[Records]

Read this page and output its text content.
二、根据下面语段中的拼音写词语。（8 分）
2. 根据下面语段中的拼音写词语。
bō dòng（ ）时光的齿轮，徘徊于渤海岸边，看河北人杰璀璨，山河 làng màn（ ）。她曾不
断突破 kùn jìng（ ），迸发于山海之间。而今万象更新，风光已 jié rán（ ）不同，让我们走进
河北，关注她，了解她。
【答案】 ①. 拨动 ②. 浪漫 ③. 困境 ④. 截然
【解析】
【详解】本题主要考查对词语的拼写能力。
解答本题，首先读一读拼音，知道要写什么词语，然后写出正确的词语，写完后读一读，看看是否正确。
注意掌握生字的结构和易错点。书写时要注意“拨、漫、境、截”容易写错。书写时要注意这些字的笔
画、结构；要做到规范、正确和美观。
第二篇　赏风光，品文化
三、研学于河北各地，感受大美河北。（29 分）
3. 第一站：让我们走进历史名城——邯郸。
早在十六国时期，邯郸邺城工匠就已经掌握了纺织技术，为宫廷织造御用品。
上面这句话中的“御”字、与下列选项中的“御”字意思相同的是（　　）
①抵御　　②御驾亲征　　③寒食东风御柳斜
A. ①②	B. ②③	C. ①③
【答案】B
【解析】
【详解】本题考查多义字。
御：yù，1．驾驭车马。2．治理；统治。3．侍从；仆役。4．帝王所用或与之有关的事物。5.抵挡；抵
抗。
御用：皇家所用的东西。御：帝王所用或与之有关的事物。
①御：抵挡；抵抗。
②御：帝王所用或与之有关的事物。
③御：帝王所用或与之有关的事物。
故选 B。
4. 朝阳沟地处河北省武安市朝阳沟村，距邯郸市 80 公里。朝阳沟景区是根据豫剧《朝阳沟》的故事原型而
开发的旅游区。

*WRITTEN PROBLEM*: Output all of the data above without any alteration.

*ANSWER TO THE TASK*:
Read this page and output its text content.
二、根据下面语段中的拼音写词语。（8 分）
2. 根据下面语段中的拼音写词语。
bō dòng（ ）时光的齿轮，徘徊于渤海岸边，看河北人杰璀璨，山河 làng màn（ ）。她曾不
断突破 kùn jìng（ ），迸发于山海之间。而今万象更新，风光已 jié rán（ ）不同，让我们走进
河北，关注她，了解她。
【答案】 ①. 拨动 ②. 浪漫 ③. 困境 ④. 截然
【解析】
【详解】本题主要考查对词语的拼写能力。
解答本题，首先读一读拼音，知道要写什么词语，然后写出正确的词语，写完后读一读，看看是否正确。
注意掌握生字的结构和易错点。书写时要注意“拨、漫、境、截”容易写错。书写时要注意这些字的笔
画、结构；要做到规范、正确和美观。
第二篇　赏风光，品文化
三、研学于河北各地，感受大美河北。（29 分）
3. 第一站：让我们走进历史名城——邯郸。
早在十六国时期，邯郸邺城工匠就已经掌握了纺织技术，为宫廷织造御用品。
上面这句话中的“御”字、与下列选项中的“御”字意思相同的是（　　）
①抵御　　②御驾亲征　　③寒食东风御柳斜
A. ①②	B. ②③	C. ①③
【答案】B
【解析】
【详解】本题考查多义字。
御：yù，1．驾驭车马。2．治理；统治。3．侍从；仆役。4．帝王所用或与之有关的事物。5.抵挡；抵
抗。
御用：皇家所用的东西。御：帝王所用或与之有关的事物。
①御：抵挡；抵抗。
②御：帝王所用或与之有关的事物。
③御：帝王所用或与之有关的事物。
故选 B。
4. 朝阳沟地处河北省武安市朝阳沟村，距邯郸市 80 公里。朝阳沟景区是根据豫剧《朝阳沟》的故事原型而
开发的旅游区。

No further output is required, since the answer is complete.